╔══
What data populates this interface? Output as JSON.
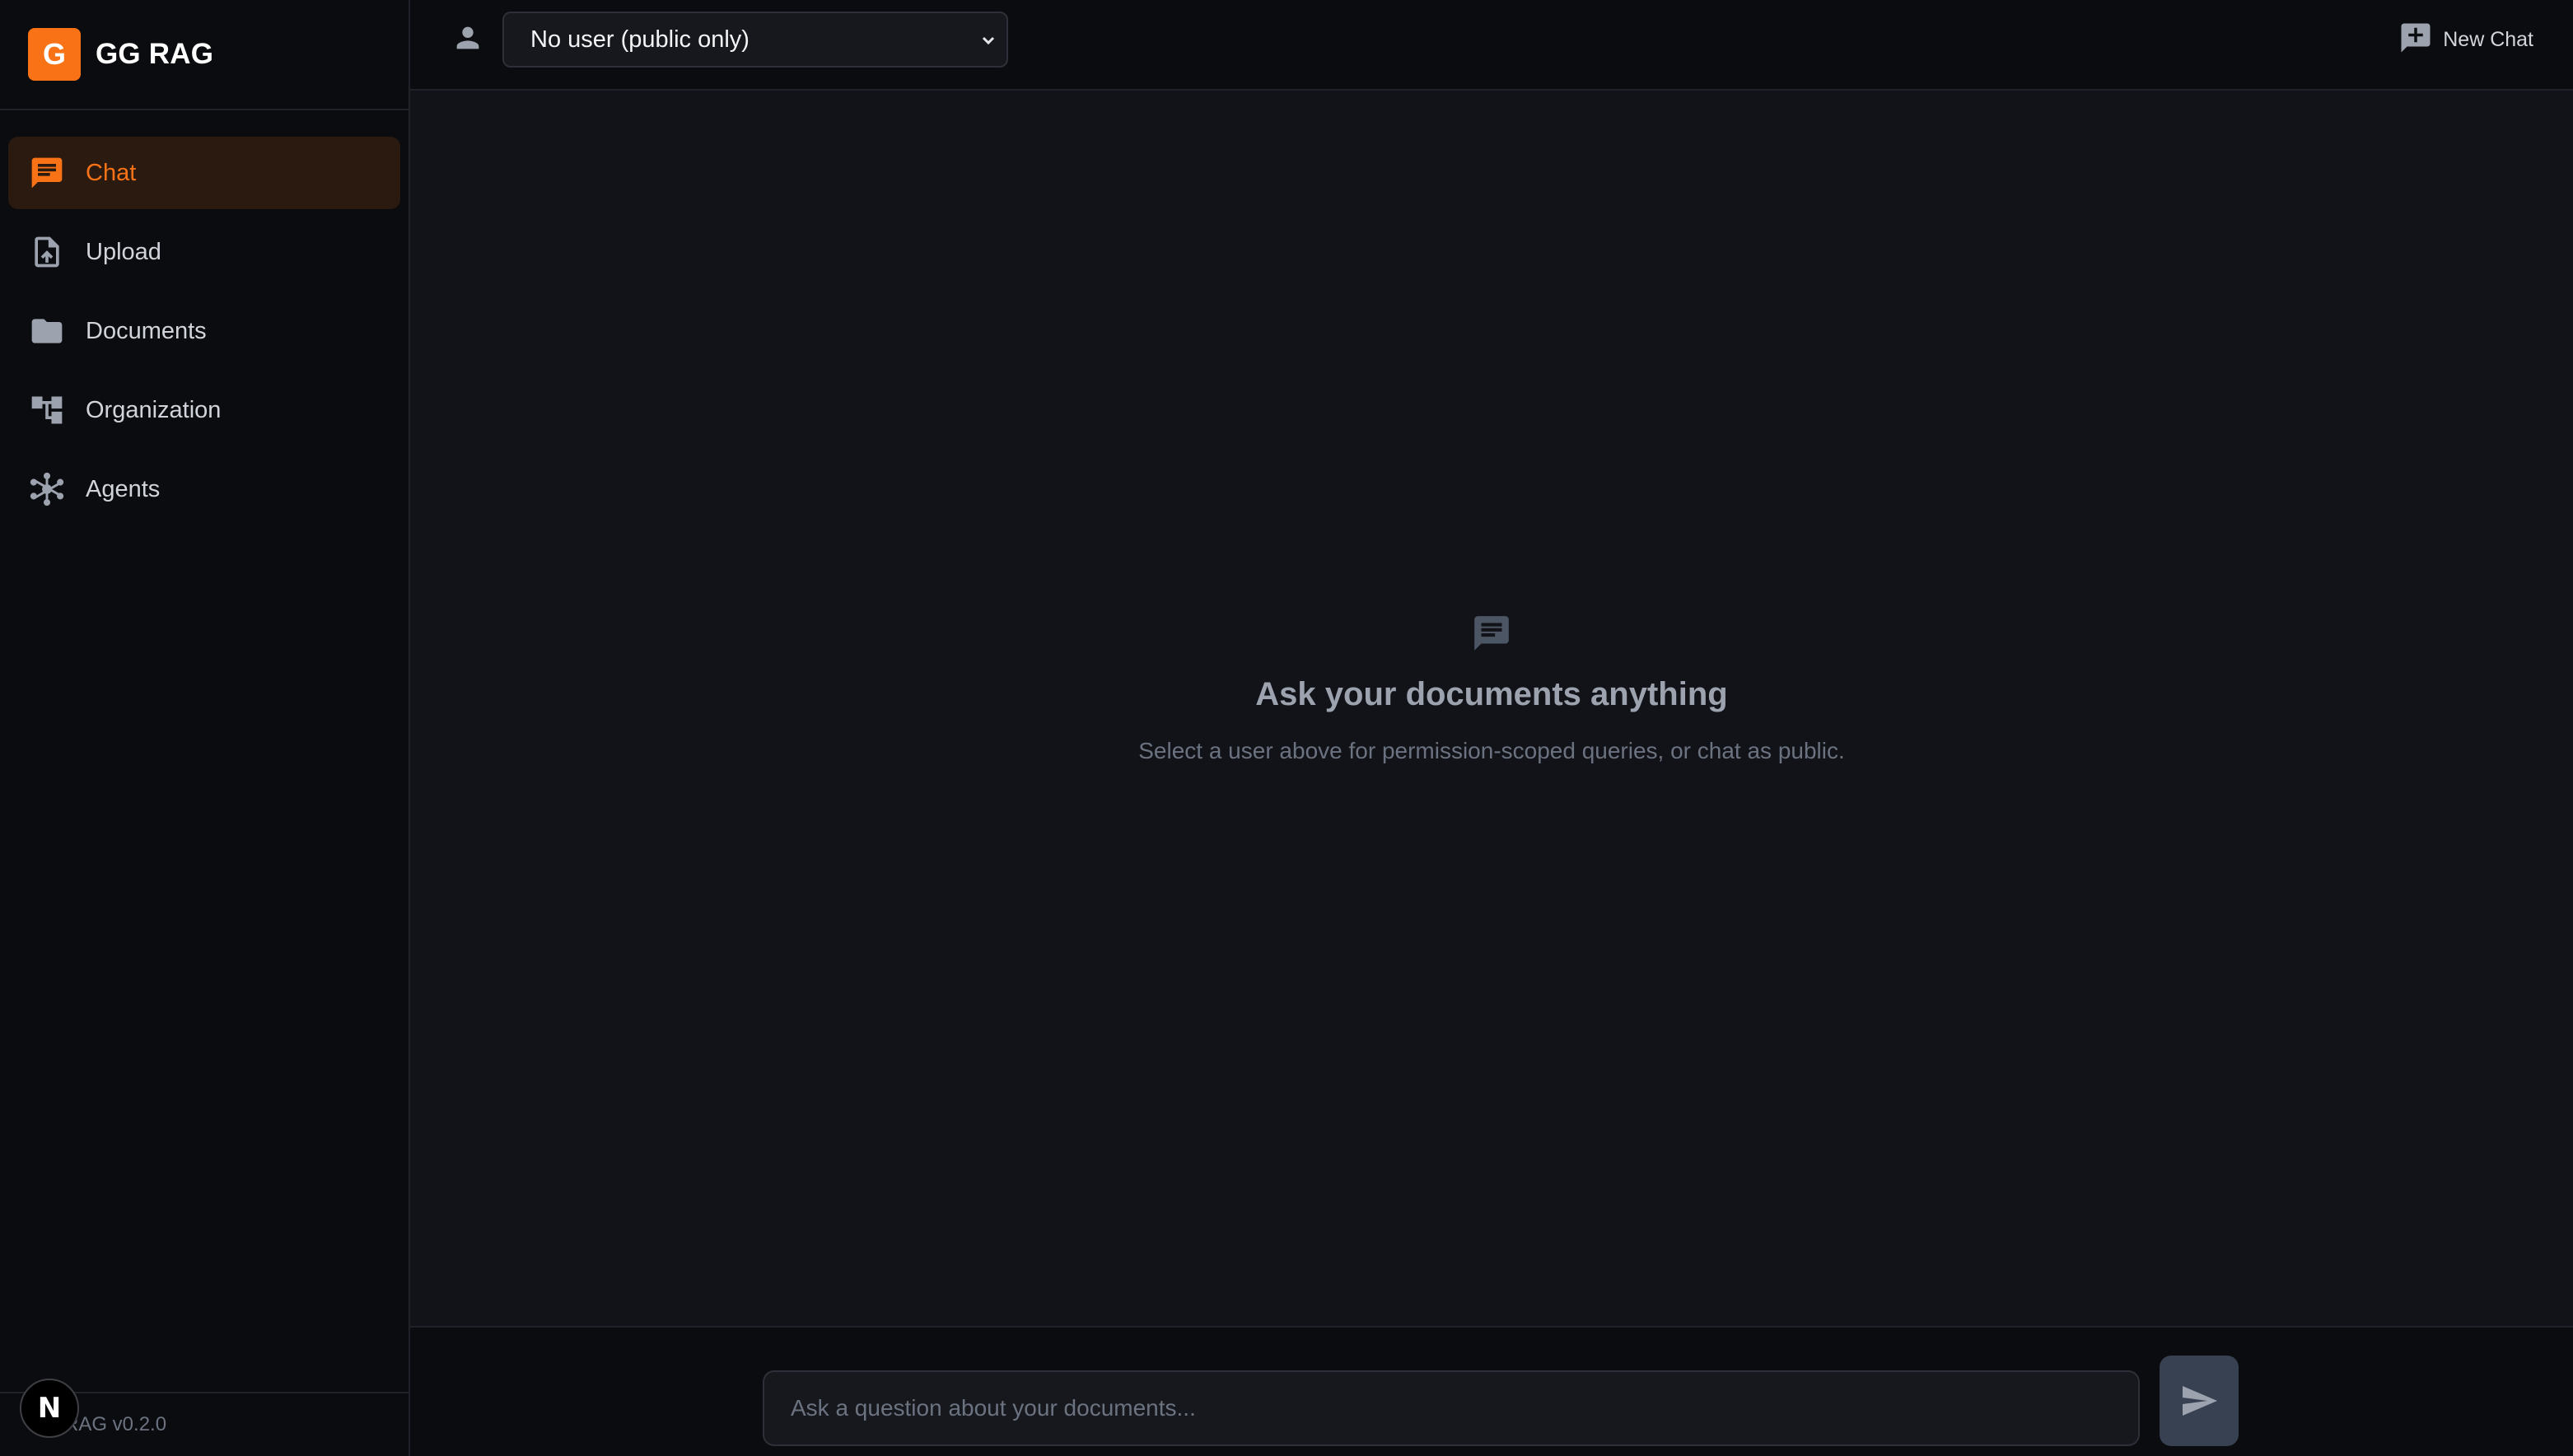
{
  "brand": {
    "logo_letter": "G",
    "name": "GG RAG"
  },
  "sidebar": {
    "items": [
      {
        "label": "Chat",
        "icon": "chat-icon",
        "active": true
      },
      {
        "label": "Upload",
        "icon": "upload-file-icon",
        "active": false
      },
      {
        "label": "Documents",
        "icon": "folder-icon",
        "active": false
      },
      {
        "label": "Organization",
        "icon": "org-tree-icon",
        "active": false
      },
      {
        "label": "Agents",
        "icon": "network-hub-icon",
        "active": false
      }
    ],
    "version": "GG RAG v0.2.0",
    "badge_letter": "N"
  },
  "header": {
    "user_select_value": "No user (public only)",
    "new_chat_label": "New Chat"
  },
  "empty_state": {
    "title": "Ask your documents anything",
    "subtitle": "Select a user above for permission-scoped queries, or chat as public."
  },
  "composer": {
    "placeholder": "Ask a question about your documents..."
  },
  "colors": {
    "accent": "#f97316",
    "sidebar_bg": "#0b0c0f",
    "main_bg": "#111318",
    "active_nav_bg": "#2a1a10"
  }
}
╚══
▶ **Brief**
Using the material above, retype each entry exactly and omit the pictures.

▶ **Result below**
What data populates this interface? Output as JSON.
{
  "brand": {
    "logo_letter": "G",
    "name": "GG RAG"
  },
  "sidebar": {
    "items": [
      {
        "label": "Chat",
        "icon": "chat-icon",
        "active": true
      },
      {
        "label": "Upload",
        "icon": "upload-file-icon",
        "active": false
      },
      {
        "label": "Documents",
        "icon": "folder-icon",
        "active": false
      },
      {
        "label": "Organization",
        "icon": "org-tree-icon",
        "active": false
      },
      {
        "label": "Agents",
        "icon": "network-hub-icon",
        "active": false
      }
    ],
    "version": "GG RAG v0.2.0",
    "badge_letter": "N"
  },
  "header": {
    "user_select_value": "No user (public only)",
    "new_chat_label": "New Chat"
  },
  "empty_state": {
    "title": "Ask your documents anything",
    "subtitle": "Select a user above for permission-scoped queries, or chat as public."
  },
  "composer": {
    "placeholder": "Ask a question about your documents..."
  },
  "colors": {
    "accent": "#f97316",
    "sidebar_bg": "#0b0c0f",
    "main_bg": "#111318",
    "active_nav_bg": "#2a1a10"
  }
}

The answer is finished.